### Exercise description:
Extract the text of every entry below exactly; leave images out.

### Available records:
════════════════════
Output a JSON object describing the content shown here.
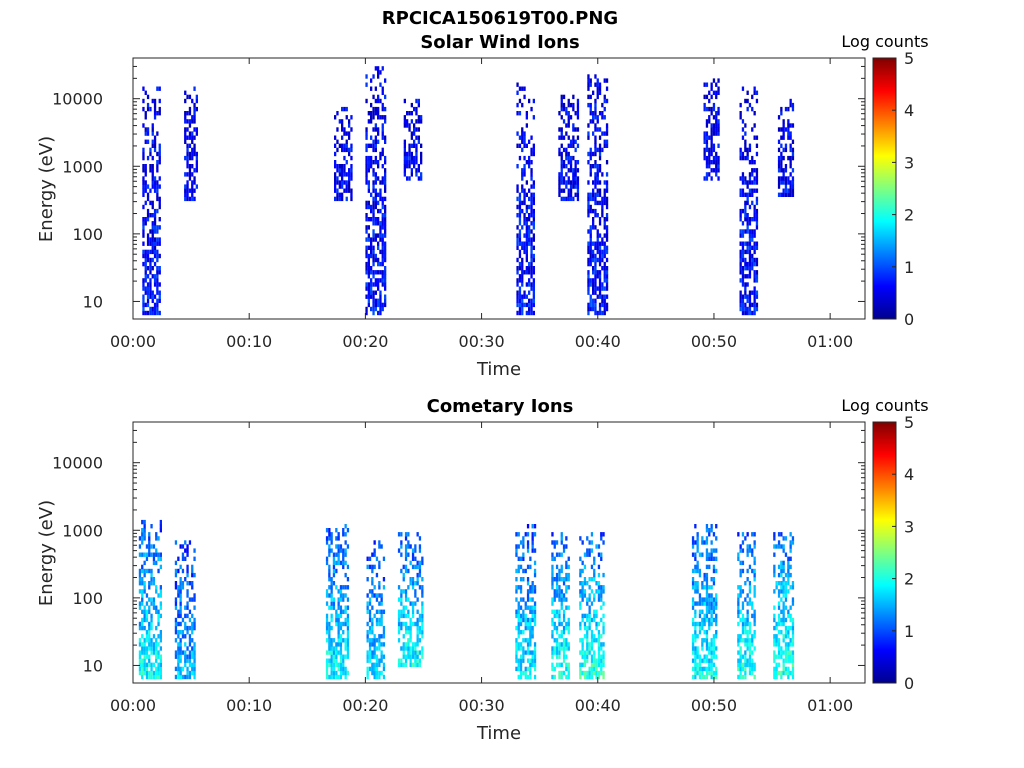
{
  "figure_title": "RPCICA150619T00.PNG",
  "colorbar": {
    "label": "Log counts",
    "ticks": [
      0,
      1,
      2,
      3,
      4,
      5
    ],
    "colormap": "jet"
  },
  "chart_data": [
    {
      "type": "heatmap",
      "title": "Solar Wind Ions",
      "xlabel": "Time",
      "ylabel": "Energy (eV)",
      "x_ticks": [
        "00:00",
        "00:10",
        "00:20",
        "00:30",
        "00:40",
        "00:50",
        "01:00"
      ],
      "x_tick_minutes": [
        0,
        10,
        20,
        30,
        40,
        50,
        60
      ],
      "xlim_minutes": [
        0,
        63
      ],
      "y_scale": "log",
      "y_ticks": [
        "10",
        "100",
        "1000",
        "10000"
      ],
      "y_tick_values": [
        10,
        100,
        1000,
        10000
      ],
      "ylim": [
        5.5,
        40000
      ],
      "clim": [
        0,
        5
      ],
      "bursts": [
        {
          "t": 1.5,
          "w": 1.4,
          "emin": 6,
          "emax": 16000,
          "c": 0.3
        },
        {
          "t": 5.0,
          "w": 1.2,
          "emin": 300,
          "emax": 15000,
          "c": 0.2
        },
        {
          "t": 18.0,
          "w": 1.4,
          "emin": 300,
          "emax": 8000,
          "c": 0.2
        },
        {
          "t": 20.8,
          "w": 1.6,
          "emin": 6,
          "emax": 30000,
          "c": 0.3
        },
        {
          "t": 24.0,
          "w": 1.4,
          "emin": 600,
          "emax": 10000,
          "c": 0.2
        },
        {
          "t": 33.8,
          "w": 1.6,
          "emin": 6,
          "emax": 20000,
          "c": 0.3
        },
        {
          "t": 37.5,
          "w": 1.8,
          "emin": 300,
          "emax": 12000,
          "c": 0.2
        },
        {
          "t": 40.0,
          "w": 1.8,
          "emin": 6,
          "emax": 22000,
          "c": 0.3
        },
        {
          "t": 49.8,
          "w": 1.4,
          "emin": 600,
          "emax": 20000,
          "c": 0.2
        },
        {
          "t": 53.0,
          "w": 1.6,
          "emin": 6,
          "emax": 15000,
          "c": 0.3
        },
        {
          "t": 56.2,
          "w": 1.4,
          "emin": 350,
          "emax": 10000,
          "c": 0.2
        }
      ]
    },
    {
      "type": "heatmap",
      "title": "Cometary Ions",
      "xlabel": "Time",
      "ylabel": "Energy (eV)",
      "x_ticks": [
        "00:00",
        "00:10",
        "00:20",
        "00:30",
        "00:40",
        "00:50",
        "01:00"
      ],
      "x_tick_minutes": [
        0,
        10,
        20,
        30,
        40,
        50,
        60
      ],
      "xlim_minutes": [
        0,
        63
      ],
      "y_scale": "log",
      "y_ticks": [
        "10",
        "100",
        "1000",
        "10000"
      ],
      "y_tick_values": [
        10,
        100,
        1000,
        10000
      ],
      "ylim": [
        5.5,
        40000
      ],
      "clim": [
        0,
        5
      ],
      "bursts": [
        {
          "t": 1.5,
          "w": 2.0,
          "emin": 6,
          "emax": 1500,
          "c": 1.6
        },
        {
          "t": 4.5,
          "w": 1.8,
          "emin": 6,
          "emax": 700,
          "c": 1.2
        },
        {
          "t": 17.5,
          "w": 1.8,
          "emin": 6,
          "emax": 1200,
          "c": 1.6
        },
        {
          "t": 20.8,
          "w": 1.4,
          "emin": 6,
          "emax": 700,
          "c": 1.4
        },
        {
          "t": 23.8,
          "w": 2.0,
          "emin": 10,
          "emax": 900,
          "c": 1.6
        },
        {
          "t": 33.8,
          "w": 1.8,
          "emin": 6,
          "emax": 1200,
          "c": 1.5
        },
        {
          "t": 36.8,
          "w": 1.6,
          "emin": 6,
          "emax": 1000,
          "c": 1.7
        },
        {
          "t": 39.5,
          "w": 2.2,
          "emin": 6,
          "emax": 900,
          "c": 1.8
        },
        {
          "t": 49.2,
          "w": 2.2,
          "emin": 6,
          "emax": 1300,
          "c": 1.6
        },
        {
          "t": 52.8,
          "w": 1.6,
          "emin": 6,
          "emax": 1000,
          "c": 1.7
        },
        {
          "t": 56.0,
          "w": 1.8,
          "emin": 6,
          "emax": 900,
          "c": 1.8
        }
      ]
    }
  ]
}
════════════════════
### Solved problem:
Output a JSON object describing the content shown here.
{
  "figure_title": "RPCICA150619T00.PNG",
  "colorbar": {
    "label": "Log counts",
    "ticks": [
      0,
      1,
      2,
      3,
      4,
      5
    ],
    "colormap": "jet"
  },
  "chart_data": [
    {
      "type": "heatmap",
      "title": "Solar Wind Ions",
      "xlabel": "Time",
      "ylabel": "Energy (eV)",
      "x_ticks": [
        "00:00",
        "00:10",
        "00:20",
        "00:30",
        "00:40",
        "00:50",
        "01:00"
      ],
      "x_tick_minutes": [
        0,
        10,
        20,
        30,
        40,
        50,
        60
      ],
      "xlim_minutes": [
        0,
        63
      ],
      "y_scale": "log",
      "y_ticks": [
        "10",
        "100",
        "1000",
        "10000"
      ],
      "y_tick_values": [
        10,
        100,
        1000,
        10000
      ],
      "ylim": [
        5.5,
        40000
      ],
      "clim": [
        0,
        5
      ],
      "bursts": [
        {
          "t": 1.5,
          "w": 1.4,
          "emin": 6,
          "emax": 16000,
          "c": 0.3
        },
        {
          "t": 5.0,
          "w": 1.2,
          "emin": 300,
          "emax": 15000,
          "c": 0.2
        },
        {
          "t": 18.0,
          "w": 1.4,
          "emin": 300,
          "emax": 8000,
          "c": 0.2
        },
        {
          "t": 20.8,
          "w": 1.6,
          "emin": 6,
          "emax": 30000,
          "c": 0.3
        },
        {
          "t": 24.0,
          "w": 1.4,
          "emin": 600,
          "emax": 10000,
          "c": 0.2
        },
        {
          "t": 33.8,
          "w": 1.6,
          "emin": 6,
          "emax": 20000,
          "c": 0.3
        },
        {
          "t": 37.5,
          "w": 1.8,
          "emin": 300,
          "emax": 12000,
          "c": 0.2
        },
        {
          "t": 40.0,
          "w": 1.8,
          "emin": 6,
          "emax": 22000,
          "c": 0.3
        },
        {
          "t": 49.8,
          "w": 1.4,
          "emin": 600,
          "emax": 20000,
          "c": 0.2
        },
        {
          "t": 53.0,
          "w": 1.6,
          "emin": 6,
          "emax": 15000,
          "c": 0.3
        },
        {
          "t": 56.2,
          "w": 1.4,
          "emin": 350,
          "emax": 10000,
          "c": 0.2
        }
      ]
    },
    {
      "type": "heatmap",
      "title": "Cometary Ions",
      "xlabel": "Time",
      "ylabel": "Energy (eV)",
      "x_ticks": [
        "00:00",
        "00:10",
        "00:20",
        "00:30",
        "00:40",
        "00:50",
        "01:00"
      ],
      "x_tick_minutes": [
        0,
        10,
        20,
        30,
        40,
        50,
        60
      ],
      "xlim_minutes": [
        0,
        63
      ],
      "y_scale": "log",
      "y_ticks": [
        "10",
        "100",
        "1000",
        "10000"
      ],
      "y_tick_values": [
        10,
        100,
        1000,
        10000
      ],
      "ylim": [
        5.5,
        40000
      ],
      "clim": [
        0,
        5
      ],
      "bursts": [
        {
          "t": 1.5,
          "w": 2.0,
          "emin": 6,
          "emax": 1500,
          "c": 1.6
        },
        {
          "t": 4.5,
          "w": 1.8,
          "emin": 6,
          "emax": 700,
          "c": 1.2
        },
        {
          "t": 17.5,
          "w": 1.8,
          "emin": 6,
          "emax": 1200,
          "c": 1.6
        },
        {
          "t": 20.8,
          "w": 1.4,
          "emin": 6,
          "emax": 700,
          "c": 1.4
        },
        {
          "t": 23.8,
          "w": 2.0,
          "emin": 10,
          "emax": 900,
          "c": 1.6
        },
        {
          "t": 33.8,
          "w": 1.8,
          "emin": 6,
          "emax": 1200,
          "c": 1.5
        },
        {
          "t": 36.8,
          "w": 1.6,
          "emin": 6,
          "emax": 1000,
          "c": 1.7
        },
        {
          "t": 39.5,
          "w": 2.2,
          "emin": 6,
          "emax": 900,
          "c": 1.8
        },
        {
          "t": 49.2,
          "w": 2.2,
          "emin": 6,
          "emax": 1300,
          "c": 1.6
        },
        {
          "t": 52.8,
          "w": 1.6,
          "emin": 6,
          "emax": 1000,
          "c": 1.7
        },
        {
          "t": 56.0,
          "w": 1.8,
          "emin": 6,
          "emax": 900,
          "c": 1.8
        }
      ]
    }
  ]
}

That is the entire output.